Layout element annotations:
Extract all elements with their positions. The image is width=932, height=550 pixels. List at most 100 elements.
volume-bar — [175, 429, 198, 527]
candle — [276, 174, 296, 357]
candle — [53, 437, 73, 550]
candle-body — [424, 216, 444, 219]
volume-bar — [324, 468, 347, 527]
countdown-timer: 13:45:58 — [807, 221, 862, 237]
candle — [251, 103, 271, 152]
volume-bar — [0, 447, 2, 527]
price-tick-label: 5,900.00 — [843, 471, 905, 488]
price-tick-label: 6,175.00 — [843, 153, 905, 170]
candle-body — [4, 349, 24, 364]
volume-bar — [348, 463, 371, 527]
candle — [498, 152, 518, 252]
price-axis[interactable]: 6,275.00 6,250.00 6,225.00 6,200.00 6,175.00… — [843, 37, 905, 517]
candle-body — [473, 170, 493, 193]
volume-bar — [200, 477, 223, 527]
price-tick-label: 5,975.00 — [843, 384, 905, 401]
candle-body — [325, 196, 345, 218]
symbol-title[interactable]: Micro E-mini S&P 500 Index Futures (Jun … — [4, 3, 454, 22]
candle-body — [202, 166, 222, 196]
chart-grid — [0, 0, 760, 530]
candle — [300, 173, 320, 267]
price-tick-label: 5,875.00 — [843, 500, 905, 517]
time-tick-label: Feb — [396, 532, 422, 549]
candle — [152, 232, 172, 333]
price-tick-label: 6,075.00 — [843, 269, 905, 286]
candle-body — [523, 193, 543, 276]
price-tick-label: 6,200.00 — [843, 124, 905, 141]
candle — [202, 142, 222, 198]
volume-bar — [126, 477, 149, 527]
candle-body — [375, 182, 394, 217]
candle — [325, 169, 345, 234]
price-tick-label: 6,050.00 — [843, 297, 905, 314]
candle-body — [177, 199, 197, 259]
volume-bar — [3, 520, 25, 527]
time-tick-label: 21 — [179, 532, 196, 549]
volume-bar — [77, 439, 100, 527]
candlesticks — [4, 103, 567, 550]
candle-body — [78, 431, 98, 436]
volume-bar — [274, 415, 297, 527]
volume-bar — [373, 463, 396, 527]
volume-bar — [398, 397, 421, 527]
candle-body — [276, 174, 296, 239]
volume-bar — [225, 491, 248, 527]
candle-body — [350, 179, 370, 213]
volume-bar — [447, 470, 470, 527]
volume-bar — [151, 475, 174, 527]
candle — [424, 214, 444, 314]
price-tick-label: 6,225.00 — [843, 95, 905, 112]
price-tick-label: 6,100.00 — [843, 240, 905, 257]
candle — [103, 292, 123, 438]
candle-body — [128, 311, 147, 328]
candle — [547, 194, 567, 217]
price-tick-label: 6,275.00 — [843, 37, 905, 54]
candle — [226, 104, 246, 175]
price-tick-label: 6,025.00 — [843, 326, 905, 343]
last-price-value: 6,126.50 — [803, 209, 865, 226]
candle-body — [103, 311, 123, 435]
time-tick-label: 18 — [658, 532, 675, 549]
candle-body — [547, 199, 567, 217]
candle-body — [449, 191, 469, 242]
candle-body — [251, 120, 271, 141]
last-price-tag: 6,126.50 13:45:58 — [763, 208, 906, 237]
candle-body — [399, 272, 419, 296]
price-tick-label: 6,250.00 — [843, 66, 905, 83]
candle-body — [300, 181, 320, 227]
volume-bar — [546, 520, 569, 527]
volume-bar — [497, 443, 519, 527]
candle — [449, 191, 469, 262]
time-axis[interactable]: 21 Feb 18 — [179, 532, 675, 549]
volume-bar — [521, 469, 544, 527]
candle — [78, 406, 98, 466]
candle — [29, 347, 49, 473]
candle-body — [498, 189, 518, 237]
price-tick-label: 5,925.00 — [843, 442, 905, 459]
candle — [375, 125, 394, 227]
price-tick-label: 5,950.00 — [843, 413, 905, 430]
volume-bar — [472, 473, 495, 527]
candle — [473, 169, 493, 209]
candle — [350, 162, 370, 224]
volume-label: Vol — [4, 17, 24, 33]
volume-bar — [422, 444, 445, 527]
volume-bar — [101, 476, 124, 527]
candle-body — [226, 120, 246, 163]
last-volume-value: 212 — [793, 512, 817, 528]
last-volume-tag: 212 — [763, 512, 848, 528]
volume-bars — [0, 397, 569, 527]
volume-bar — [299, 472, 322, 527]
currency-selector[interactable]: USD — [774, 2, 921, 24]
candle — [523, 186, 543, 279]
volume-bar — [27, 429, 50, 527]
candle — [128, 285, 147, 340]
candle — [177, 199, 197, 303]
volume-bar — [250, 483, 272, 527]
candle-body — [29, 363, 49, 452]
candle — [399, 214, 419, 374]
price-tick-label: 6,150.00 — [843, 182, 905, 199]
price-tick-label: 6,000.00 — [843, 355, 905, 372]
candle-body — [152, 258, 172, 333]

* **What you should do**:
Find every line in the material above that contains the string "last", and copy each of those lines in full.

* **Final result**:
last-price-value: 6,126.50 — [803, 209, 865, 226]
last-price-tag: 6,126.50 13:45:58 — [763, 208, 906, 237]
last-volume-value: 212 — [793, 512, 817, 528]
last-volume-tag: 212 — [763, 512, 848, 528]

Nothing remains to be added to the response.